Written task:
Below is a block of records; reproduce all of them exactly and leave out any pictures.

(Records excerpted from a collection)
-=-=-=-=-

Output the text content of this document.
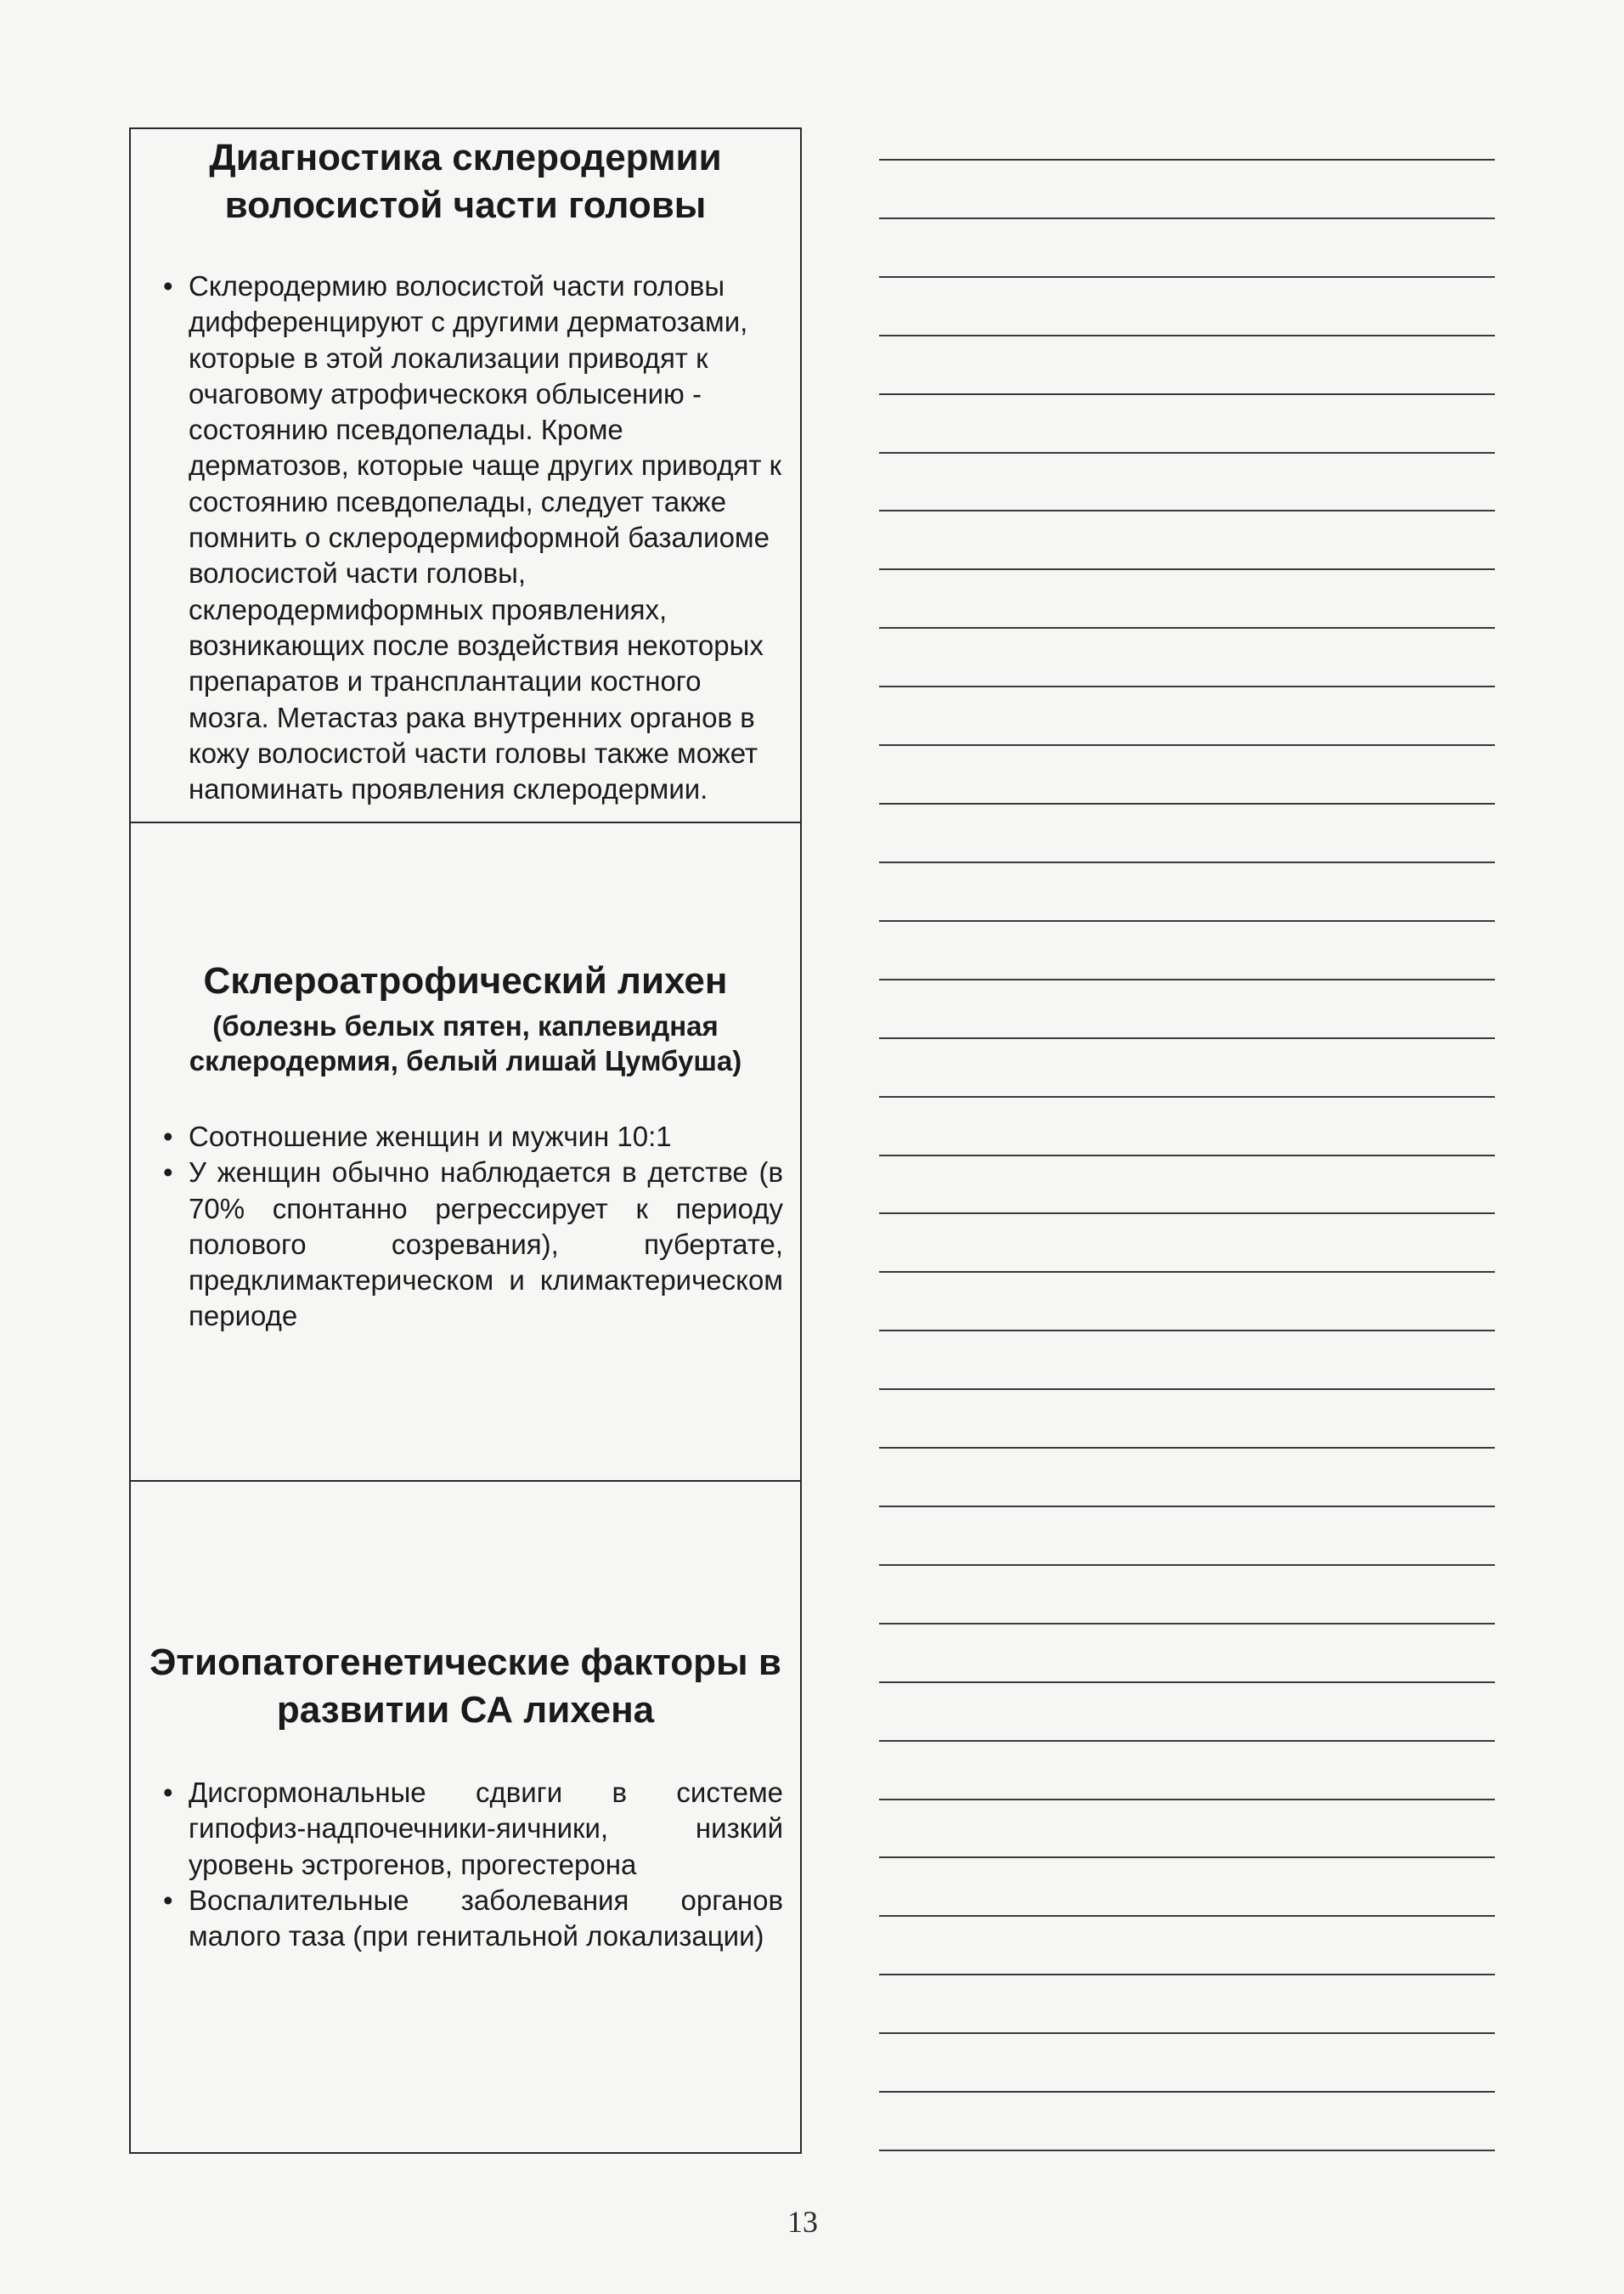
Диагностика склеродермии волосистой части головы
• Склеродермию волосистой части головы дифференцируют с другими дерматозами, которые в этой локализации приводят к очаговому атрофическокя облысению - состоянию псевдопелады. Кроме дерматозов, которые чаще других приводят к состоянию псевдопелады, следует также помнить о склеродермиформной базалиоме волосистой части головы, склеродермиформных проявлениях, возникающих после воздействия некоторых препаратов и трансплантации костного мозга. Метастаз рака внутренних органов в кожу волосистой части головы также может напоминать проявления склеродермии.
Склероатрофический лихен

(болезнь белых пятен, каплевидная склеродермия, белый лишай Цумбуша)

• Соотношение женщин и мужчин 10:1
• У женщин обычно наблюдается в детстве (в 70% спонтанно регрессирует к периоду полового созревания), пубертате, предклимактерическом и климактерическом периоде
Этиопатогенетические факторы в развитии СА лихена
• Дисгормональные сдвиги в системе гипофиз-надпочечники-яичники, низкий уровень эстрогенов, прогестерона
• Воспалительные заболевания органов малого таза (при генитальной локализации)
13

-=-=-=-=-

Output:
Output the text content of this document.
Диагностика склеродермии волосистой части головы
• Склеродермию волосистой части головы дифференцируют с другими дерматозами, которые в этой локализации приводят к очаговому атрофическокя облысению - состоянию псевдопелады. Кроме дерматозов, которые чаще других приводят к состоянию псевдопелады, следует также помнить о склеродермиформной базалиоме волосистой части головы, склеродермиформных проявлениях, возникающих после воздействия некоторых препаратов и трансплантации костного мозга. Метастаз рака внутренних органов в кожу волосистой части головы также может напоминать проявления склеродермии.
Склероатрофический лихен

(болезнь белых пятен, каплевидная склеродермия, белый лишай Цумбуша)

• Соотношение женщин и мужчин 10:1
• У женщин обычно наблюдается в детстве (в 70% спонтанно регрессирует к периоду полового созревания), пубертате, предклимактерическом и климактерическом периоде
Этиопатогенетические факторы в развитии СА лихена
• Дисгормональные сдвиги в системе гипофиз-надпочечники-яичники, низкий уровень эстрогенов, прогестерона
• Воспалительные заболевания органов малого таза (при генитальной локализации)
13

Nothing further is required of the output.